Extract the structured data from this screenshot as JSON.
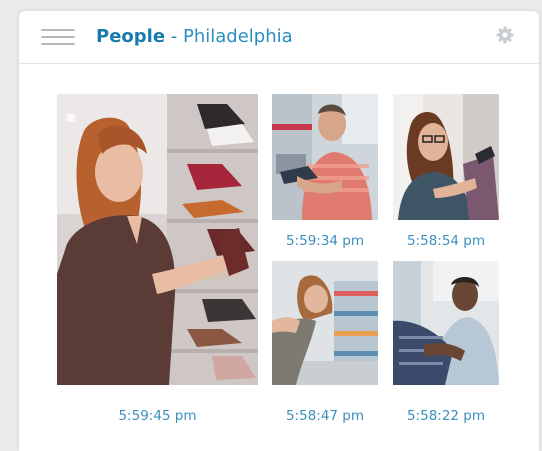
{
  "header": {
    "title_strong": "People",
    "title_separator": " - ",
    "title_location": "Philadelphia",
    "menu_icon": "hamburger-menu-icon",
    "settings_icon": "gear-icon"
  },
  "colors": {
    "accent": "#1c7fb0",
    "timestamp": "#3b8fbd",
    "icon_gray": "#b4babd"
  },
  "photos": [
    {
      "id": "large",
      "time": "5:59:45 pm"
    },
    {
      "id": "top-middle",
      "time": "5:59:34 pm"
    },
    {
      "id": "top-right",
      "time": "5:58:54 pm"
    },
    {
      "id": "bottom-middle",
      "time": "5:58:47 pm"
    },
    {
      "id": "bottom-right",
      "time": "5:58:22 pm"
    }
  ]
}
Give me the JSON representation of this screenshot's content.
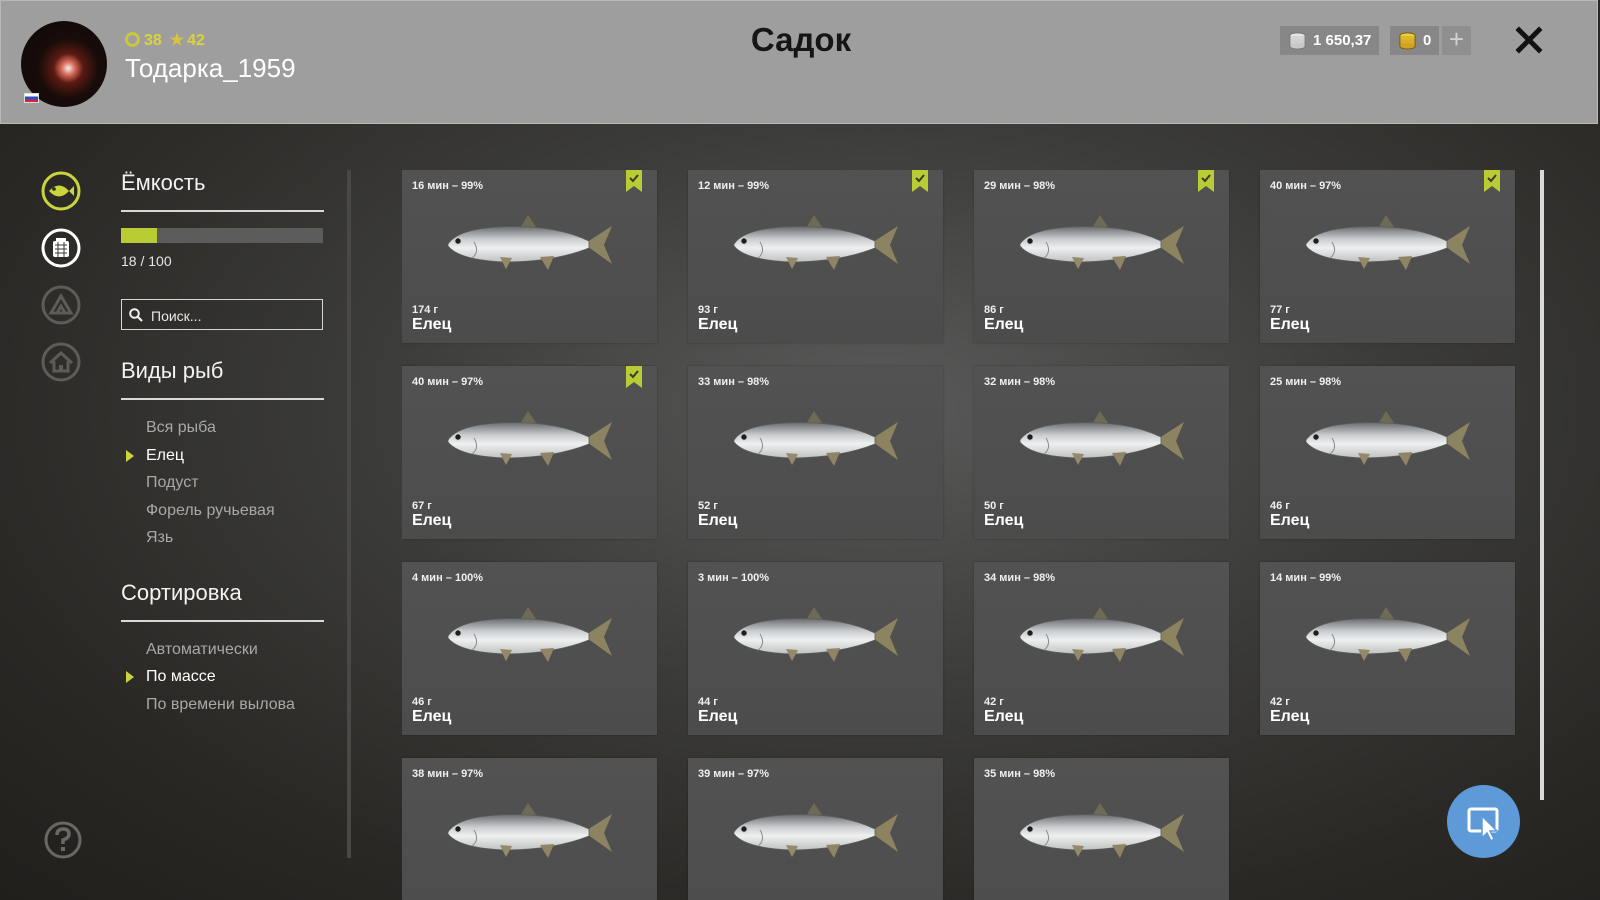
{
  "header": {
    "title": "Садок",
    "username": "Тодарка_1959",
    "level": "38",
    "rating": "42",
    "money": "1 650,37",
    "gold": "0",
    "plus_label": "+",
    "colors": {
      "accent": "#c9d53b",
      "header_bg": "#9e9e9e"
    }
  },
  "rail": {
    "icons": [
      "fish-tab-icon",
      "keepnet-tab-icon",
      "camp-tab-icon",
      "home-tab-icon"
    ],
    "active": "keepnet-tab-icon"
  },
  "capacity": {
    "heading": "Ёмкость",
    "fill_fraction": 0.18,
    "text": "18 / 100"
  },
  "search": {
    "placeholder": "Поиск..."
  },
  "species": {
    "heading": "Виды рыб",
    "items": [
      {
        "label": "Вся рыба",
        "active": false
      },
      {
        "label": "Елец",
        "active": true
      },
      {
        "label": "Подуст",
        "active": false
      },
      {
        "label": "Форель ручьевая",
        "active": false
      },
      {
        "label": "Язь",
        "active": false
      }
    ]
  },
  "sorting": {
    "heading": "Сортировка",
    "items": [
      {
        "label": "Автоматически",
        "active": false
      },
      {
        "label": "По массе",
        "active": true
      },
      {
        "label": "По времени вылова",
        "active": false
      }
    ]
  },
  "fish": [
    {
      "time": "16 мин – 99%",
      "weight": "174 г",
      "species": "Елец",
      "bookmarked": true
    },
    {
      "time": "12 мин – 99%",
      "weight": "93 г",
      "species": "Елец",
      "bookmarked": true
    },
    {
      "time": "29 мин – 98%",
      "weight": "86 г",
      "species": "Елец",
      "bookmarked": true
    },
    {
      "time": "40 мин – 97%",
      "weight": "77 г",
      "species": "Елец",
      "bookmarked": true
    },
    {
      "time": "40 мин – 97%",
      "weight": "67 г",
      "species": "Елец",
      "bookmarked": true
    },
    {
      "time": "33 мин – 98%",
      "weight": "52 г",
      "species": "Елец",
      "bookmarked": false
    },
    {
      "time": "32 мин – 98%",
      "weight": "50 г",
      "species": "Елец",
      "bookmarked": false
    },
    {
      "time": "25 мин – 98%",
      "weight": "46 г",
      "species": "Елец",
      "bookmarked": false
    },
    {
      "time": "4 мин – 100%",
      "weight": "46 г",
      "species": "Елец",
      "bookmarked": false
    },
    {
      "time": "3 мин – 100%",
      "weight": "44 г",
      "species": "Елец",
      "bookmarked": false
    },
    {
      "time": "34 мин – 98%",
      "weight": "42 г",
      "species": "Елец",
      "bookmarked": false
    },
    {
      "time": "14 мин – 99%",
      "weight": "42 г",
      "species": "Елец",
      "bookmarked": false
    },
    {
      "time": "38 мин – 97%",
      "weight": "",
      "species": "",
      "bookmarked": false
    },
    {
      "time": "39 мин – 97%",
      "weight": "",
      "species": "",
      "bookmarked": false
    },
    {
      "time": "35 мин – 98%",
      "weight": "",
      "species": "",
      "bookmarked": false
    }
  ]
}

________________

TO BE DONE
From the listing above, return each line with the word "JSON".

FINISHED ANSWER
Extract the structured data from this screenshot as JSON.
Give me the JSON representation of this screenshot's content.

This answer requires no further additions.